What this task involves
Please restate the following records word for word.
* BEGIN Exercise material *
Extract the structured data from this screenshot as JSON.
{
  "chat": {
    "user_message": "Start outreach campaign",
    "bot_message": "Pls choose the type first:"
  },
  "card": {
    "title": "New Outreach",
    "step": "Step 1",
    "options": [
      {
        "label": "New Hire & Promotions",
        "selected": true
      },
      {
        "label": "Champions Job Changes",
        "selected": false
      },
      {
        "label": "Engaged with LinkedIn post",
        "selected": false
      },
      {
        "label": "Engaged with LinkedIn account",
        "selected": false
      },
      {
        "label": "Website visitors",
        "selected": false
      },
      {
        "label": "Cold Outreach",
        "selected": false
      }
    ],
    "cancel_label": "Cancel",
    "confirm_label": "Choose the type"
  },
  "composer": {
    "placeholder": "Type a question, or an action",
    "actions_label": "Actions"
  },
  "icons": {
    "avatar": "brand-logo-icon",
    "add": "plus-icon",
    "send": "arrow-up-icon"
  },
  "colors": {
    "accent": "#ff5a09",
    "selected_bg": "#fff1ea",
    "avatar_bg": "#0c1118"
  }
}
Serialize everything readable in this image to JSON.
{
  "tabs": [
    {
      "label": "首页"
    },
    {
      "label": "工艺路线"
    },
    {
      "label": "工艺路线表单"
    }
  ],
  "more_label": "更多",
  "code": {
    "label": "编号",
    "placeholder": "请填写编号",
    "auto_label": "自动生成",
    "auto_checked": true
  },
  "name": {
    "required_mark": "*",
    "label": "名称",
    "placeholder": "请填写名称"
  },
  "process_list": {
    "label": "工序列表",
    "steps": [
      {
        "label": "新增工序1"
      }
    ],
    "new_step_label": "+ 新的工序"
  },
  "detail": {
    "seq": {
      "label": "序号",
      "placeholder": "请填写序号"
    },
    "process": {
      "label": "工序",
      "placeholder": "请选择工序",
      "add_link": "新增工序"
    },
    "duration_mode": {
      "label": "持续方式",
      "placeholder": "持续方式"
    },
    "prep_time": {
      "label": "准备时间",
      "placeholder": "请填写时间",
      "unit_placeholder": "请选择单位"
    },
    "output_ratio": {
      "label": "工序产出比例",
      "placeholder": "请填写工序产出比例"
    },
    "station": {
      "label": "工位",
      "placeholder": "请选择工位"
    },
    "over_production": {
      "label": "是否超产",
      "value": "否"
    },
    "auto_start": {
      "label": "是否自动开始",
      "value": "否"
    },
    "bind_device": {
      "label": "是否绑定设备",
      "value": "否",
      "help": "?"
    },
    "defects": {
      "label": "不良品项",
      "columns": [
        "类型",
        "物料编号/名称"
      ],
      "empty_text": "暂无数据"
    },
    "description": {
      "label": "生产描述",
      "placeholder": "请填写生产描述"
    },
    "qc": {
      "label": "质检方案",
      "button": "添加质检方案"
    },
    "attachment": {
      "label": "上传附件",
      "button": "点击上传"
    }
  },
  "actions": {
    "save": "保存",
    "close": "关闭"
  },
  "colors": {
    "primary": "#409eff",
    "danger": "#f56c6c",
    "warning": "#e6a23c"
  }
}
* END Exercise material *
Response
Extract the structured data from this screenshot as JSON.
{
  "chat": {
    "user_message": "Start outreach campaign",
    "bot_message": "Pls choose the type first:"
  },
  "card": {
    "title": "New Outreach",
    "step": "Step 1",
    "options": [
      {
        "label": "New Hire & Promotions",
        "selected": true
      },
      {
        "label": "Champions Job Changes",
        "selected": false
      },
      {
        "label": "Engaged with LinkedIn post",
        "selected": false
      },
      {
        "label": "Engaged with LinkedIn account",
        "selected": false
      },
      {
        "label": "Website visitors",
        "selected": false
      },
      {
        "label": "Cold Outreach",
        "selected": false
      }
    ],
    "cancel_label": "Cancel",
    "confirm_label": "Choose the type"
  },
  "composer": {
    "placeholder": "Type a question, or an action",
    "actions_label": "Actions"
  },
  "icons": {
    "avatar": "brand-logo-icon",
    "add": "plus-icon",
    "send": "arrow-up-icon"
  },
  "colors": {
    "accent": "#ff5a09",
    "selected_bg": "#fff1ea",
    "avatar_bg": "#0c1118"
  }
}
Serialize everything readable in this image to JSON.
{
  "tabs": [
    {
      "label": "首页"
    },
    {
      "label": "工艺路线"
    },
    {
      "label": "工艺路线表单"
    }
  ],
  "more_label": "更多",
  "code": {
    "label": "编号",
    "placeholder": "请填写编号",
    "auto_label": "自动生成",
    "auto_checked": true
  },
  "name": {
    "required_mark": "*",
    "label": "名称",
    "placeholder": "请填写名称"
  },
  "process_list": {
    "label": "工序列表",
    "steps": [
      {
        "label": "新增工序1"
      }
    ],
    "new_step_label": "+ 新的工序"
  },
  "detail": {
    "seq": {
      "label": "序号",
      "placeholder": "请填写序号"
    },
    "process": {
      "label": "工序",
      "placeholder": "请选择工序",
      "add_link": "新增工序"
    },
    "duration_mode": {
      "label": "持续方式",
      "placeholder": "持续方式"
    },
    "prep_time": {
      "label": "准备时间",
      "placeholder": "请填写时间",
      "unit_placeholder": "请选择单位"
    },
    "output_ratio": {
      "label": "工序产出比例",
      "placeholder": "请填写工序产出比例"
    },
    "station": {
      "label": "工位",
      "placeholder": "请选择工位"
    },
    "over_production": {
      "label": "是否超产",
      "value": "否"
    },
    "auto_start": {
      "label": "是否自动开始",
      "value": "否"
    },
    "bind_device": {
      "label": "是否绑定设备",
      "value": "否",
      "help": "?"
    },
    "defects": {
      "label": "不良品项",
      "columns": [
        "类型",
        "物料编号/名称"
      ],
      "empty_text": "暂无数据"
    },
    "description": {
      "label": "生产描述",
      "placeholder": "请填写生产描述"
    },
    "qc": {
      "label": "质检方案",
      "button": "添加质检方案"
    },
    "attachment": {
      "label": "上传附件",
      "button": "点击上传"
    }
  },
  "actions": {
    "save": "保存",
    "close": "关闭"
  },
  "colors": {
    "primary": "#409eff",
    "danger": "#f56c6c",
    "warning": "#e6a23c"
  }
}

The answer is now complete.